» **Problem details**
Find the lines holding the string "xlabel" in the data, then copy all of them.

Collection entries
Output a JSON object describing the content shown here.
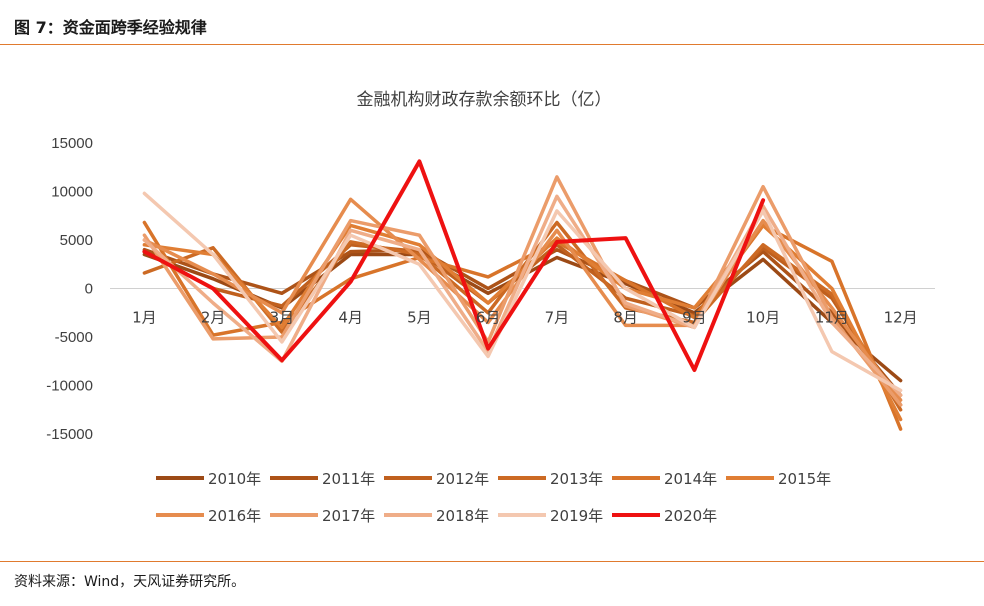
{
  "figure": {
    "caption": "图 7：资金面跨季经验规律",
    "source": "资料来源：Wind，天风证券研究所。"
  },
  "chart_data": {
    "type": "line",
    "title": "金融机构财政存款余额环比（亿）",
    "xlabel": "",
    "ylabel": "",
    "ylim": [
      -15000,
      15000
    ],
    "yticks": [
      15000,
      10000,
      5000,
      0,
      -5000,
      -10000,
      -15000
    ],
    "grid": false,
    "legend": "bottom",
    "categories": [
      "1月",
      "2月",
      "3月",
      "4月",
      "5月",
      "6月",
      "7月",
      "8月",
      "9月",
      "10月",
      "11月",
      "12月"
    ],
    "series": [
      {
        "name": "2010年",
        "color": "#9c4a16",
        "width": 3.5,
        "values": [
          3500,
          1000,
          -2000,
          3500,
          3500,
          -500,
          3200,
          500,
          -2500,
          3000,
          -3500,
          -9500
        ]
      },
      {
        "name": "2011年",
        "color": "#ad5318",
        "width": 3.5,
        "values": [
          4000,
          1500,
          -500,
          3800,
          4000,
          0,
          4000,
          800,
          -2000,
          3800,
          -2500,
          -11000
        ]
      },
      {
        "name": "2012年",
        "color": "#c0601e",
        "width": 3.5,
        "values": [
          3800,
          0,
          -1800,
          4500,
          3800,
          -1500,
          4500,
          -1000,
          -2800,
          4200,
          -1000,
          -12000
        ]
      },
      {
        "name": "2013年",
        "color": "#cc6a24",
        "width": 3.5,
        "values": [
          1600,
          4200,
          -4500,
          4800,
          3500,
          -2500,
          6800,
          -2000,
          -3500,
          4500,
          -600,
          -12500
        ]
      },
      {
        "name": "2014年",
        "color": "#d8742a",
        "width": 3.5,
        "values": [
          6800,
          -4800,
          -3500,
          1000,
          3200,
          1200,
          4800,
          800,
          -3000,
          6500,
          2800,
          -14500
        ]
      },
      {
        "name": "2015年",
        "color": "#e07e34",
        "width": 3.5,
        "values": [
          4500,
          3500,
          -4000,
          6500,
          4500,
          -1500,
          5200,
          0,
          -2000,
          6500,
          0,
          -13500
        ]
      },
      {
        "name": "2016年",
        "color": "#e68c4e",
        "width": 3.5,
        "values": [
          5000,
          1500,
          -2500,
          9200,
          3000,
          -3500,
          6000,
          -3800,
          -3800,
          7000,
          -2000,
          -11500
        ]
      },
      {
        "name": "2017年",
        "color": "#eb9c6a",
        "width": 3.5,
        "values": [
          5500,
          -5200,
          -5000,
          7000,
          5500,
          -5500,
          11500,
          -1800,
          -4000,
          10500,
          -3000,
          -12000
        ]
      },
      {
        "name": "2018年",
        "color": "#efad88",
        "width": 3.5,
        "values": [
          5000,
          -1500,
          -7500,
          6000,
          4000,
          -6500,
          9500,
          -1500,
          -4000,
          8500,
          -3500,
          -11000
        ]
      },
      {
        "name": "2019年",
        "color": "#f4c8b0",
        "width": 3.5,
        "values": [
          9800,
          3500,
          -5500,
          5500,
          2500,
          -7000,
          8000,
          0,
          -4000,
          8000,
          -6500,
          -10500
        ]
      },
      {
        "name": "2020年",
        "color": "#ee1111",
        "width": 4,
        "values": [
          3800,
          0,
          -7400,
          700,
          13100,
          -6200,
          4800,
          5200,
          -8400,
          9100,
          null,
          null
        ]
      }
    ]
  }
}
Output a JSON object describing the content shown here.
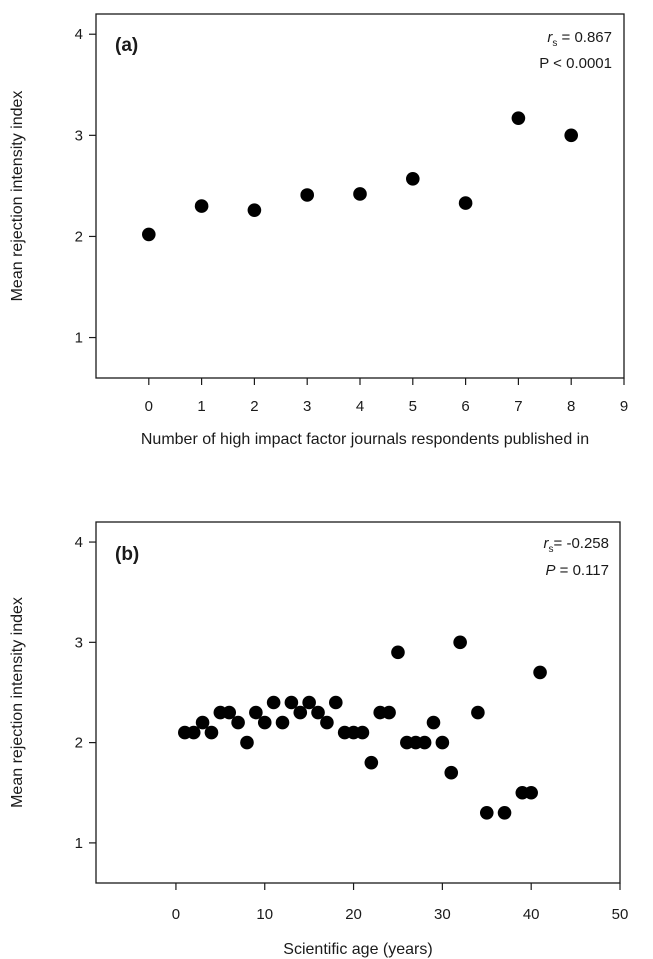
{
  "chart_data": [
    {
      "type": "scatter",
      "panel_label": "(a)",
      "xlabel": "Number of high impact factor journals respondents published in",
      "ylabel": "Mean rejection intensity index",
      "xlim": [
        -1,
        9
      ],
      "ylim": [
        0.6,
        4.2
      ],
      "xticks": [
        "0",
        "1",
        "2",
        "3",
        "4",
        "5",
        "6",
        "7",
        "8",
        "9"
      ],
      "yticks": [
        "1",
        "2",
        "3",
        "4"
      ],
      "stat_symbol": "r",
      "stat_sub": "s",
      "stat_value": " = 0.867",
      "p_symbol": "P",
      "p_value": " < 0.0001",
      "p_italic": false,
      "points": [
        {
          "x": 0,
          "y": 2.02
        },
        {
          "x": 1,
          "y": 2.3
        },
        {
          "x": 2,
          "y": 2.26
        },
        {
          "x": 3,
          "y": 2.41
        },
        {
          "x": 4,
          "y": 2.42
        },
        {
          "x": 5,
          "y": 2.57
        },
        {
          "x": 6,
          "y": 2.33
        },
        {
          "x": 7,
          "y": 3.17
        },
        {
          "x": 8,
          "y": 3.0
        }
      ],
      "marker_color": "#000000",
      "grid": false,
      "legend": "none"
    },
    {
      "type": "scatter",
      "panel_label": "(b)",
      "xlabel": "Scientific age (years)",
      "ylabel": "Mean rejection intensity index",
      "xlim": [
        -9,
        50
      ],
      "ylim": [
        0.6,
        4.2
      ],
      "xticks": [
        "0",
        "10",
        "20",
        "30",
        "40",
        "50"
      ],
      "yticks": [
        "1",
        "2",
        "3",
        "4"
      ],
      "stat_symbol": "r",
      "stat_sub": "s",
      "stat_value": "= -0.258",
      "p_symbol": "P",
      "p_value": " = 0.117",
      "p_italic": true,
      "points": [
        {
          "x": 1,
          "y": 2.1
        },
        {
          "x": 2,
          "y": 2.1
        },
        {
          "x": 3,
          "y": 2.2
        },
        {
          "x": 4,
          "y": 2.1
        },
        {
          "x": 5,
          "y": 2.3
        },
        {
          "x": 6,
          "y": 2.3
        },
        {
          "x": 7,
          "y": 2.2
        },
        {
          "x": 8,
          "y": 2.0
        },
        {
          "x": 9,
          "y": 2.3
        },
        {
          "x": 10,
          "y": 2.2
        },
        {
          "x": 11,
          "y": 2.4
        },
        {
          "x": 12,
          "y": 2.2
        },
        {
          "x": 13,
          "y": 2.4
        },
        {
          "x": 14,
          "y": 2.3
        },
        {
          "x": 15,
          "y": 2.4
        },
        {
          "x": 16,
          "y": 2.3
        },
        {
          "x": 17,
          "y": 2.2
        },
        {
          "x": 18,
          "y": 2.4
        },
        {
          "x": 19,
          "y": 2.1
        },
        {
          "x": 20,
          "y": 2.1
        },
        {
          "x": 21,
          "y": 2.1
        },
        {
          "x": 22,
          "y": 1.8
        },
        {
          "x": 23,
          "y": 2.3
        },
        {
          "x": 24,
          "y": 2.3
        },
        {
          "x": 25,
          "y": 2.9
        },
        {
          "x": 26,
          "y": 2.0
        },
        {
          "x": 27,
          "y": 2.0
        },
        {
          "x": 28,
          "y": 2.0
        },
        {
          "x": 29,
          "y": 2.2
        },
        {
          "x": 30,
          "y": 2.0
        },
        {
          "x": 31,
          "y": 1.7
        },
        {
          "x": 32,
          "y": 3.0
        },
        {
          "x": 34,
          "y": 2.3
        },
        {
          "x": 35,
          "y": 1.3
        },
        {
          "x": 37,
          "y": 1.3
        },
        {
          "x": 39,
          "y": 1.5
        },
        {
          "x": 40,
          "y": 1.5
        },
        {
          "x": 41,
          "y": 2.7
        }
      ],
      "marker_color": "#000000",
      "grid": false,
      "legend": "none"
    }
  ]
}
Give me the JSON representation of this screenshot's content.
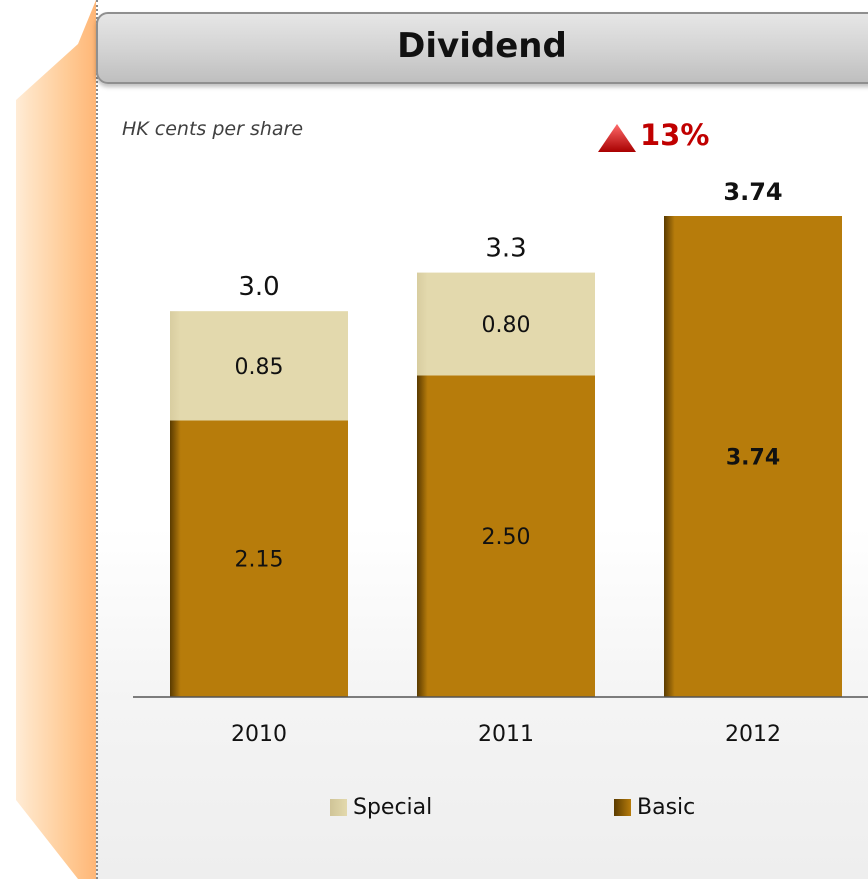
{
  "title": "Dividend",
  "unit_label": "HK cents per share",
  "growth": {
    "label": "13%",
    "direction": "up",
    "color": "#c00000"
  },
  "colors": {
    "basic": "#b77c0b",
    "special": "#e3d9ad"
  },
  "chart_data": {
    "type": "bar",
    "stacked": true,
    "categories": [
      "2010",
      "2011",
      "2012"
    ],
    "series": [
      {
        "name": "Basic",
        "values": [
          2.15,
          2.5,
          3.74
        ],
        "labels": [
          "2.15",
          "2.50",
          "3.74"
        ]
      },
      {
        "name": "Special",
        "values": [
          0.85,
          0.8,
          0
        ],
        "labels": [
          "0.85",
          "0.80",
          ""
        ]
      }
    ],
    "totals": [
      3.0,
      3.3,
      3.74
    ],
    "total_labels": [
      "3.0",
      "3.3",
      "3.74"
    ],
    "title": "Dividend",
    "ylabel": "HK cents per share",
    "ylim": [
      0,
      3.74
    ],
    "grid": false,
    "legend": [
      "Special",
      "Basic"
    ],
    "legend_position": "bottom"
  }
}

» **Reply**
    "xlabel": "",
      "xlabel": "Number of high impact factor journals respondents published in",
      "xlabel": "Scientific age (years)",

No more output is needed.